▸ **原文节选**:
韩愈

[唐代]

韩愈(768年-824年12月25日),字退之,河南河阳(今河南省孟州市)人,自称“祖籍昌黎郡”,世称“韩昌黎”、“昌黎先生”。唐代中期大臣,文学家、思想家、政治家,秘书郎韩仲卿之子。元和十二年(817年),出任宰相裴度行军司马,从平“淮西之乱”。直言谏迎佛骨,贬为潮州刺史。宦海沉浮,累迁吏部侍郎,人称“韩吏部”。长庆四年(824年),韩愈病逝,年五十七,追赠礼部尚书,谥号为“文”,故称“韩文公”。元丰元年(1078年),追封昌黎郡伯,并从祀孔庙。韩愈作为唐代古文运动的倡导者,名列“唐宋八大家”之首,有“文章巨公”和“百代文宗”之名。与柳宗元并称“韩柳”,与柳宗元、欧阳修和苏轼并称“千古文章四大家”。倡导“文道合一”、“气盛言宜”、“务去陈言”、“文从字顺”等写作理论,对后人具有指导意义。著有《韩昌黎集》等。

▸ **数据摘录**:
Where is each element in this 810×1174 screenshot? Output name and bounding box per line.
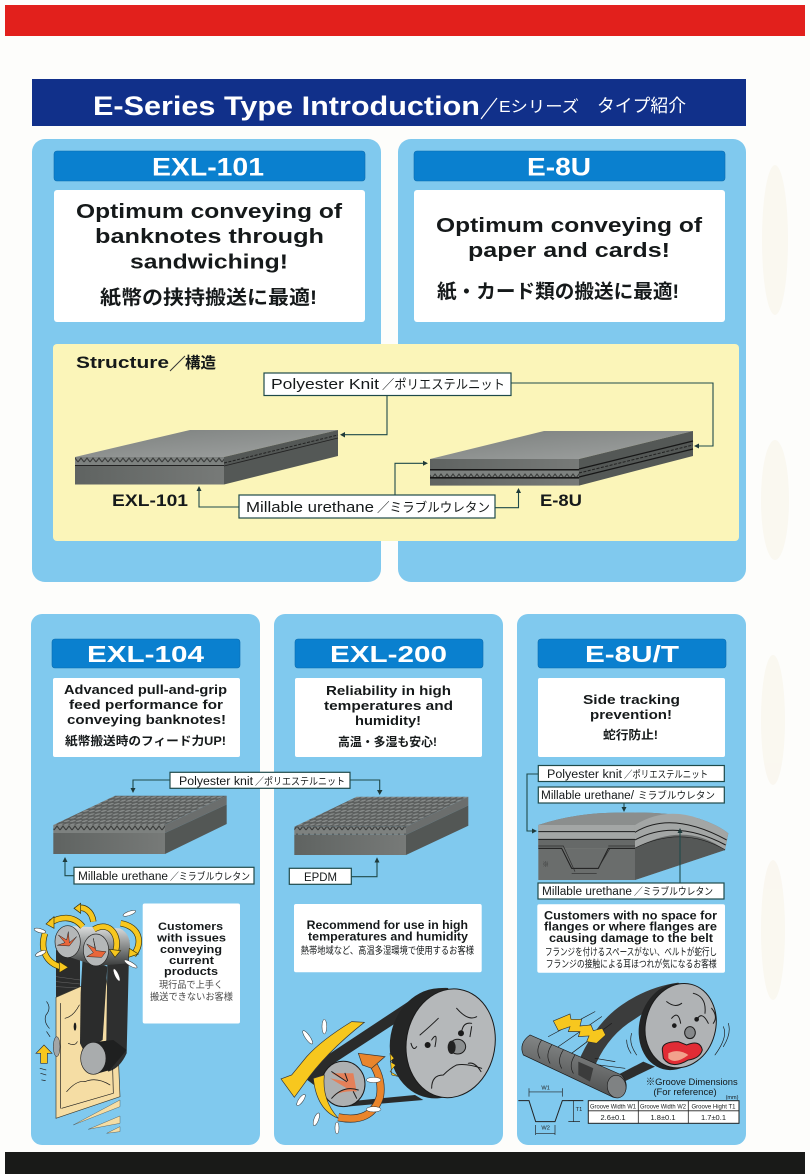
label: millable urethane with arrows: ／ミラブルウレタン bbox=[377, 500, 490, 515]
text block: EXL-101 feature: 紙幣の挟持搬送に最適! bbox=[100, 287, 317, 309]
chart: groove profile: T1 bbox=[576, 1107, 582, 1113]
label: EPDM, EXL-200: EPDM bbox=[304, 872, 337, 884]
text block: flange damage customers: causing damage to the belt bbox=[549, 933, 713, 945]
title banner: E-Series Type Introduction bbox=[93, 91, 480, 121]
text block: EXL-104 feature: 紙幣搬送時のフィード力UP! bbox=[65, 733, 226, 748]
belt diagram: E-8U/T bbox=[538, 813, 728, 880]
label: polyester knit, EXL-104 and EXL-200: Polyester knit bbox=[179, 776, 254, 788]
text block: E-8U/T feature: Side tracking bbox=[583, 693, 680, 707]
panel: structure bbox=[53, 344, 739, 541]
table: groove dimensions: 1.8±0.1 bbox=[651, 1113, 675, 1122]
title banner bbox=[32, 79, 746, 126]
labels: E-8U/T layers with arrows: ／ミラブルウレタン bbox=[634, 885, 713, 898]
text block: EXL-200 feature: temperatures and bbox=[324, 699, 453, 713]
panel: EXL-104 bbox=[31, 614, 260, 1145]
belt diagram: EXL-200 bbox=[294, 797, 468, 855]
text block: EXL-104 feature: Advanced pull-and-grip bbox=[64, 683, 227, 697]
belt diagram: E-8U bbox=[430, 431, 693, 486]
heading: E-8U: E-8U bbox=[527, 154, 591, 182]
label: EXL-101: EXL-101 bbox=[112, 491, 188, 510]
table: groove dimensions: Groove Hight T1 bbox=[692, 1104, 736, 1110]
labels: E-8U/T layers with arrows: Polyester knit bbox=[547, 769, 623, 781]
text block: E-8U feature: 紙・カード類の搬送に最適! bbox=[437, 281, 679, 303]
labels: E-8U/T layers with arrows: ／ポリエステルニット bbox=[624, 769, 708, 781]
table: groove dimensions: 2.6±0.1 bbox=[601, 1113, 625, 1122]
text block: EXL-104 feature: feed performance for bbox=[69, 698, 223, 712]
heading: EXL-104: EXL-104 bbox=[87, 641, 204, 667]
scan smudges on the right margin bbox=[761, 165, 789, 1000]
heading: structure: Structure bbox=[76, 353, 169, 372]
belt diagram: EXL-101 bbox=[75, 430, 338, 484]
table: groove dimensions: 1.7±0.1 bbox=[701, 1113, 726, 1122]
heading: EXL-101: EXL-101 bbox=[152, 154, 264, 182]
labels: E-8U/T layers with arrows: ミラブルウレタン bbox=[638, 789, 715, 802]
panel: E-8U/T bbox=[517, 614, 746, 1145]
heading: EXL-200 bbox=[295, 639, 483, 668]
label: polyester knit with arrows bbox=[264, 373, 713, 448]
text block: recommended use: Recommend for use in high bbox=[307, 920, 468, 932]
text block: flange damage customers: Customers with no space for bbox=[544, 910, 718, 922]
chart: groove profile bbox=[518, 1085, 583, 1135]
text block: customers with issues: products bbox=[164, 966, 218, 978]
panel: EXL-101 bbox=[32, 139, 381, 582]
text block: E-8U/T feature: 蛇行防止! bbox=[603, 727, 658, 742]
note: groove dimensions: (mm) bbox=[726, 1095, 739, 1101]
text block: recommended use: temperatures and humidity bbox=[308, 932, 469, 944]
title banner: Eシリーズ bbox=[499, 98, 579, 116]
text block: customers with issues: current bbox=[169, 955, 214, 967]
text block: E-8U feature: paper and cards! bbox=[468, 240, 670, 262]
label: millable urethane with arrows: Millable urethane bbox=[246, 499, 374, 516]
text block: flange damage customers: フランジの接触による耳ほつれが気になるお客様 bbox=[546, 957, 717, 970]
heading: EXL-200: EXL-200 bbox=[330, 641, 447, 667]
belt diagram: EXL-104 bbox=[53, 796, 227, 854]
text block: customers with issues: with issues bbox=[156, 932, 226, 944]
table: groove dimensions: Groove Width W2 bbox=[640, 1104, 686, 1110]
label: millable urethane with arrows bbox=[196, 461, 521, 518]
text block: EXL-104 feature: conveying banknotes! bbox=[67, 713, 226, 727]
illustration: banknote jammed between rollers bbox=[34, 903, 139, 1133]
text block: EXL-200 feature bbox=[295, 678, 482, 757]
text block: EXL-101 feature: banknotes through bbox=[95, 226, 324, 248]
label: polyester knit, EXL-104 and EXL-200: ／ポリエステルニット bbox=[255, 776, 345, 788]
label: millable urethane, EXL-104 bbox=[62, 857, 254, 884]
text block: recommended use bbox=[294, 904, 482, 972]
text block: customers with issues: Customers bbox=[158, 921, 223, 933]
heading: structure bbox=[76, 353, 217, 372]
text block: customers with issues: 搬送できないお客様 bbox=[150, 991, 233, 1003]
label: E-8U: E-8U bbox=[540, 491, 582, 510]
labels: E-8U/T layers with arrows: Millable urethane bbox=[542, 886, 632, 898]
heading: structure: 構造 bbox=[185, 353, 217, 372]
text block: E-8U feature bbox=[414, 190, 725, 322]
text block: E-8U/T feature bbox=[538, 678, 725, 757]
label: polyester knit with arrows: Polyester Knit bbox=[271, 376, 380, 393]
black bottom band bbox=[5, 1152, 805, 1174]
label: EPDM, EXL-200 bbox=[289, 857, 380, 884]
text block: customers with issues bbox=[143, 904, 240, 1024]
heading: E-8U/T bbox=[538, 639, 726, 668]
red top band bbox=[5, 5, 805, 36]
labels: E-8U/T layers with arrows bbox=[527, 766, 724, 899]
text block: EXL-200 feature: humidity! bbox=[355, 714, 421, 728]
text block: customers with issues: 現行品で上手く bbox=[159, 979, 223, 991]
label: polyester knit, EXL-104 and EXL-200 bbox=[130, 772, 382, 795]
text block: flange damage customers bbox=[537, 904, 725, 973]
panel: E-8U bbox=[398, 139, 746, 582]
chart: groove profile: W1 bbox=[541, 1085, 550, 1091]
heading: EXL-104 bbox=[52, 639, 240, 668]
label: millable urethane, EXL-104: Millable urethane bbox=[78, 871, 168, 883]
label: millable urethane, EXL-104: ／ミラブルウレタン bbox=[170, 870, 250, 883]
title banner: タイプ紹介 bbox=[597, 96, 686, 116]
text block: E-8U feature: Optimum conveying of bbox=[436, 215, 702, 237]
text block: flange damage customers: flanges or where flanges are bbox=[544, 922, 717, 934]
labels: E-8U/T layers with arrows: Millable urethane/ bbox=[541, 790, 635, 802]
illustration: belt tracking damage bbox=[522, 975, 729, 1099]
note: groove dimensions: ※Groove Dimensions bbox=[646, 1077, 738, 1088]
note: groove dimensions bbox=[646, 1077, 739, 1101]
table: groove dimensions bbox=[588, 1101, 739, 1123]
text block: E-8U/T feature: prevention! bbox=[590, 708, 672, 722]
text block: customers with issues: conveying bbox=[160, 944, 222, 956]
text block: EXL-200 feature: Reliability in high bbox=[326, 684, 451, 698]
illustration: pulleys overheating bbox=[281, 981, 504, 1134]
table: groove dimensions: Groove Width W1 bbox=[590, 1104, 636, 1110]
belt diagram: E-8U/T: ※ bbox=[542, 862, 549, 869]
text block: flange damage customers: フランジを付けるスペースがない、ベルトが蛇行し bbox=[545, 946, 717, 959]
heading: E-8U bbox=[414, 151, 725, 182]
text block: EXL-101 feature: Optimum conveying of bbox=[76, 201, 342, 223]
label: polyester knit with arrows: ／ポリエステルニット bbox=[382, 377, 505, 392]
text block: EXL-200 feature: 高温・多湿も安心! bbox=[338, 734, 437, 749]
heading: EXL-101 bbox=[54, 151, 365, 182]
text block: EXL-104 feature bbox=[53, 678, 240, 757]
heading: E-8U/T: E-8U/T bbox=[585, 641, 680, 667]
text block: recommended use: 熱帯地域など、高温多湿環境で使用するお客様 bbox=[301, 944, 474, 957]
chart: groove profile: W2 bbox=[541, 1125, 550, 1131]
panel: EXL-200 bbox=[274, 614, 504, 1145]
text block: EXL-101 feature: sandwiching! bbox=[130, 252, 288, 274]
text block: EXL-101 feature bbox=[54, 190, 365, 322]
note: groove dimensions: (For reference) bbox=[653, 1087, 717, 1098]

▸ **任务目标**:
1. 根据原文节选,说说韩愈为什么被称为“韩文公”,用一到三句话回答。
2. 对照原文节选,判断下面三种说法是否相符,每项回答“是”或“否”,并原样引用起决定作用的原文:(a) 韩愈是河南河阳人;(b) 韩愈因直言谏迎佛骨被贬为柳州刺史;(c) 韩愈名列“唐宋八大家”之首。
3. 原文节选提到了韩愈倡导的哪几条写作理论?全部列出来。

▸ **参考答案**:
1. 韩愈病逝后被追赠礼部尚书,谥号为“文”,所以人们称他为“韩文公”。

2.
(a) 是:“河南河阳(今河南省孟州市)人”
(b) 否:“直言谏迎佛骨,贬为潮州刺史”
(c) 是:“名列“唐宋八大家”之首”

3. 文道合一、气盛言宜、务去陈言、文从字顺